TASK | Collect every line that includes the string "read".

[Figure collection entries]

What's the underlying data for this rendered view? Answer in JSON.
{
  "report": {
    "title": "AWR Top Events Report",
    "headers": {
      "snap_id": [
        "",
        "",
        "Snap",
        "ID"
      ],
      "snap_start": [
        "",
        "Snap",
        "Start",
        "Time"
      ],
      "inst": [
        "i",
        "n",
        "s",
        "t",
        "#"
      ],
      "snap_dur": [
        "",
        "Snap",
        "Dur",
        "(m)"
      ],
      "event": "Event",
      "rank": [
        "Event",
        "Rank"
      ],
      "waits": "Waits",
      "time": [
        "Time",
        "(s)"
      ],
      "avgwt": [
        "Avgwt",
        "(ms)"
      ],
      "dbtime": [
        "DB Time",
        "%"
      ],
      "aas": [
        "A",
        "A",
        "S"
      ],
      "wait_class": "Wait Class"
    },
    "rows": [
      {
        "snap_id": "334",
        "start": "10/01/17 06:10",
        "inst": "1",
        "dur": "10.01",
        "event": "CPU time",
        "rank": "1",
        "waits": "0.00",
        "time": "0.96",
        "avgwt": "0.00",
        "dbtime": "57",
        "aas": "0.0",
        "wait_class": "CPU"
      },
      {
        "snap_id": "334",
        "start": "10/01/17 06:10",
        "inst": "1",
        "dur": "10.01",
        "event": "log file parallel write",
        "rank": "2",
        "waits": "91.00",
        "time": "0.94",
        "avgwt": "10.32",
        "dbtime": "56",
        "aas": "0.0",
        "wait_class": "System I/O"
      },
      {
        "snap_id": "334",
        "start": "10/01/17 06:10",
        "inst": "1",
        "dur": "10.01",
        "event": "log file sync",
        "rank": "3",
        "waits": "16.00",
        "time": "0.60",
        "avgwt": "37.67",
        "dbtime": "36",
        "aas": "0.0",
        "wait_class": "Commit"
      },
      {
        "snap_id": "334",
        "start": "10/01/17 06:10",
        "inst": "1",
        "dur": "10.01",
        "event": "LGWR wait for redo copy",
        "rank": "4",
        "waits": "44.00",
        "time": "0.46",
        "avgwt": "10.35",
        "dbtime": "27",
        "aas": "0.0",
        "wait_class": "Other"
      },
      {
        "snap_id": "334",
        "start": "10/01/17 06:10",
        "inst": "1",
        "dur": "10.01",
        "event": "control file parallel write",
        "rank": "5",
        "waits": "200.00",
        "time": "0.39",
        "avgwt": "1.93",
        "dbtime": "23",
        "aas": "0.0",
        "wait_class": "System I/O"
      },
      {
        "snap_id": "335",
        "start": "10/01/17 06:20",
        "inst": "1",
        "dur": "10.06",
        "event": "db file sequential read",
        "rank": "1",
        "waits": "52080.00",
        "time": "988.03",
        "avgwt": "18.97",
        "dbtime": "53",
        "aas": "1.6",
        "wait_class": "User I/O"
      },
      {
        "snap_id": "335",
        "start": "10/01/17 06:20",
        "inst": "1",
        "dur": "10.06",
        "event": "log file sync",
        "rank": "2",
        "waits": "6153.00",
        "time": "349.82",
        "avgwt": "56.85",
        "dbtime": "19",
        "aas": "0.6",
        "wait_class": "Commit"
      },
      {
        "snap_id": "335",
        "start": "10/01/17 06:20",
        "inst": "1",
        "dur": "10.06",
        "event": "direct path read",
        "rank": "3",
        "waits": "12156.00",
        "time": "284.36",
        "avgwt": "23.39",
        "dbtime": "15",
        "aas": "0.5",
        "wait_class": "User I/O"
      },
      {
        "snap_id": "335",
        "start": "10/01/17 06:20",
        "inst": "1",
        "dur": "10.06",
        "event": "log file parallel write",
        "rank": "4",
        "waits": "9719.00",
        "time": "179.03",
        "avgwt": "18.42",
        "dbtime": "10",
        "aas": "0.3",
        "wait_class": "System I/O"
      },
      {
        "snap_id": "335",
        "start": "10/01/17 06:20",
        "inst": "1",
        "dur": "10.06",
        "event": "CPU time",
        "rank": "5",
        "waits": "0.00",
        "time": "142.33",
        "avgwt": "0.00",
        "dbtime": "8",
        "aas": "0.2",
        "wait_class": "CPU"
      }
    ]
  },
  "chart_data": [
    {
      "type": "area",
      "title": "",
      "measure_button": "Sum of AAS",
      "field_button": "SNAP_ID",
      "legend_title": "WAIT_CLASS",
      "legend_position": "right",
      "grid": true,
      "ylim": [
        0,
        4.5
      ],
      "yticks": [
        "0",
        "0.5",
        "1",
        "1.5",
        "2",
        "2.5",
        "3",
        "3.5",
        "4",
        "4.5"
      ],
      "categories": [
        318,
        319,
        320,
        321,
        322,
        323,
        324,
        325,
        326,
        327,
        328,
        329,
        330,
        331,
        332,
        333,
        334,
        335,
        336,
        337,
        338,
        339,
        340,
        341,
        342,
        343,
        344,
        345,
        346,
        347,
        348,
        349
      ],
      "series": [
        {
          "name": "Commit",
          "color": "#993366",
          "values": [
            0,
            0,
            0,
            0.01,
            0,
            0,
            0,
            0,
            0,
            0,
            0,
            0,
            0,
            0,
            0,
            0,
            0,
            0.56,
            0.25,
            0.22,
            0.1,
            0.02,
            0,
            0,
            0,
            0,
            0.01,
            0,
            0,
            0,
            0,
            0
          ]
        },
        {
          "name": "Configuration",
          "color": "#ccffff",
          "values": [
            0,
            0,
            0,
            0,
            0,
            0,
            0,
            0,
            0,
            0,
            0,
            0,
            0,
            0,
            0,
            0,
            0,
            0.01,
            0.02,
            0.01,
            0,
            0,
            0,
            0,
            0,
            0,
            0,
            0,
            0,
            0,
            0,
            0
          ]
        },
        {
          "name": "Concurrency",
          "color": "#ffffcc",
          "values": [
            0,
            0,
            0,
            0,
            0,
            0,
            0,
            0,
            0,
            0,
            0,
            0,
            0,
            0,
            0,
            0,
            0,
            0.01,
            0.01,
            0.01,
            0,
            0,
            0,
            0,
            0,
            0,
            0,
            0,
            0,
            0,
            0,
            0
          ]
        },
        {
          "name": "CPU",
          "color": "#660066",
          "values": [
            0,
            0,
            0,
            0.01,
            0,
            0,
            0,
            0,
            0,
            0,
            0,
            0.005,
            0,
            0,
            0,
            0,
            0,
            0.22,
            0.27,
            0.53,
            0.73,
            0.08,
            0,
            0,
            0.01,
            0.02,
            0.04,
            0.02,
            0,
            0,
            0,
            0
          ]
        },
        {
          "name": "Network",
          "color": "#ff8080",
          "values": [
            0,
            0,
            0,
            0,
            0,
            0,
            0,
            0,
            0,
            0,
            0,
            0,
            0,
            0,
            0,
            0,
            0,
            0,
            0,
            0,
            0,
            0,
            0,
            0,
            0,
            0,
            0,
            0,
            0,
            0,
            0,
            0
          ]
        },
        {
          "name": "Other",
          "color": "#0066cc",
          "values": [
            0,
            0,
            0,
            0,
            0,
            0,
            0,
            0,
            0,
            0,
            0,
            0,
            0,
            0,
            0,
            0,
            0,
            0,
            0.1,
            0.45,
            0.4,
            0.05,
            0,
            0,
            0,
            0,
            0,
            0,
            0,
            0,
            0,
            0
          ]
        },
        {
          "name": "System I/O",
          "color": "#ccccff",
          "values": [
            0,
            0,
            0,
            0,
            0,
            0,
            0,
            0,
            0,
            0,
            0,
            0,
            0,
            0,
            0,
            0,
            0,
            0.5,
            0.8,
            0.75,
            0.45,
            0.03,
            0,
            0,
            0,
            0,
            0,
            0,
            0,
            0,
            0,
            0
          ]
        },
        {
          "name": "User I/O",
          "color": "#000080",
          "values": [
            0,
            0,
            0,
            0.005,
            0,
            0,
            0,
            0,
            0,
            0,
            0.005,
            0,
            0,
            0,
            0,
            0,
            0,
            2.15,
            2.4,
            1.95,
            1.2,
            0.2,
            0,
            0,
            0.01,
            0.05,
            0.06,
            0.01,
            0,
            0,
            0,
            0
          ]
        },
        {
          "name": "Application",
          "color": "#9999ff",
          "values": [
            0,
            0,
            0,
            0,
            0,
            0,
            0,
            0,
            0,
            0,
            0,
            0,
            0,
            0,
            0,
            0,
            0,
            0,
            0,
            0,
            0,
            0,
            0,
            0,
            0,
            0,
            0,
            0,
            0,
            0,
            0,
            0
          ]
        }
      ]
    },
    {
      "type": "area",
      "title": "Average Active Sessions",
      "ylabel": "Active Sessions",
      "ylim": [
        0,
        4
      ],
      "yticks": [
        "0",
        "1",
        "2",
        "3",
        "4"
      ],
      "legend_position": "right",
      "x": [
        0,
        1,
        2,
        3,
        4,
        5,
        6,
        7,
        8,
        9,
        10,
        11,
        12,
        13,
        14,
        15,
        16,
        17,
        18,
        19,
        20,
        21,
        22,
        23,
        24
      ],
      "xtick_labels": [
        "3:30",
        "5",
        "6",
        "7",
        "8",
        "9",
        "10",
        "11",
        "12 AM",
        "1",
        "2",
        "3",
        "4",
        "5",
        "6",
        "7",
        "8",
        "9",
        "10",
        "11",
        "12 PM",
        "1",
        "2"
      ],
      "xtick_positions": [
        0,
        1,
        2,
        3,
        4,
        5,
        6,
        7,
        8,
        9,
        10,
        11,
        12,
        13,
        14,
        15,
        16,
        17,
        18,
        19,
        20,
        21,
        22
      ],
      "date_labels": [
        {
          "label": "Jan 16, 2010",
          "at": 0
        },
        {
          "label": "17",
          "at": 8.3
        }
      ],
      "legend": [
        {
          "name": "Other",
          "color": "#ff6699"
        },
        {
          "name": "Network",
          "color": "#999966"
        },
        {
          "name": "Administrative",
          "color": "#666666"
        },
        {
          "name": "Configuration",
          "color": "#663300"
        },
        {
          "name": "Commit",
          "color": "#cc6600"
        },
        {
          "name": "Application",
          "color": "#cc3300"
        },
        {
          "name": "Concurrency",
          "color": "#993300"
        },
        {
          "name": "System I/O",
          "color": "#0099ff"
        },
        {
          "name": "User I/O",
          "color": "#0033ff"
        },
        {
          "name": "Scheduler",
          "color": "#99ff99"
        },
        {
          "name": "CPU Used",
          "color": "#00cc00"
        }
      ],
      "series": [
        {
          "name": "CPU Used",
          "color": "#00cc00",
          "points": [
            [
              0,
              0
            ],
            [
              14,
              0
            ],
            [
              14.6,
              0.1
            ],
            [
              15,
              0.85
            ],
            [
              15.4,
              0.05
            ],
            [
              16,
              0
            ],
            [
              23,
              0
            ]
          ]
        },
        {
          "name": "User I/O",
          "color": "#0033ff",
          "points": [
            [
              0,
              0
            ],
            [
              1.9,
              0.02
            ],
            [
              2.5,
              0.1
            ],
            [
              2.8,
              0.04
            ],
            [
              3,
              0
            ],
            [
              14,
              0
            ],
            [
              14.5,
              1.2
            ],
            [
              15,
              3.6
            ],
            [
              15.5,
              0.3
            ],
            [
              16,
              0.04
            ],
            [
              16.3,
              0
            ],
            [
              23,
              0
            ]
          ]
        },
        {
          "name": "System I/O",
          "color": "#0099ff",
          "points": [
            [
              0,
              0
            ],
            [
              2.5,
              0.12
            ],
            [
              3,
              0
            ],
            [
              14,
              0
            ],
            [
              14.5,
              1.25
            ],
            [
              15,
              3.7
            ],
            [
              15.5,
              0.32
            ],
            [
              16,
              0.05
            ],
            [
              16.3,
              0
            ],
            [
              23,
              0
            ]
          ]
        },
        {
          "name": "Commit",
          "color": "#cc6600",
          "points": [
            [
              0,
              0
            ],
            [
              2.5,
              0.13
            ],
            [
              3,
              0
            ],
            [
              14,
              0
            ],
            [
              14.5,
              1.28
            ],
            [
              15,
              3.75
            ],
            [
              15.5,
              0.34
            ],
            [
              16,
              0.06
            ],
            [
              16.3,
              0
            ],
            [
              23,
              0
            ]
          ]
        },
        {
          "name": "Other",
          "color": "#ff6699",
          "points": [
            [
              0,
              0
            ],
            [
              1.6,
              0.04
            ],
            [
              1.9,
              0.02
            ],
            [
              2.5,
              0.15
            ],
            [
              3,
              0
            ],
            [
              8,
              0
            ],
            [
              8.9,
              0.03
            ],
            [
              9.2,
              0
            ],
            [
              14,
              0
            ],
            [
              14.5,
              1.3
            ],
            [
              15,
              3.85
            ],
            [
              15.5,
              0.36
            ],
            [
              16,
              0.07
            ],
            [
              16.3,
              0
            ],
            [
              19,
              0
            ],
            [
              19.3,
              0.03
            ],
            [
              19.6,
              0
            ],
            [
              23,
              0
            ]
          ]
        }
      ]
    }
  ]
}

RESPONSE TO THE TASK |
        "event": "db file sequential read",
        "event": "direct path read",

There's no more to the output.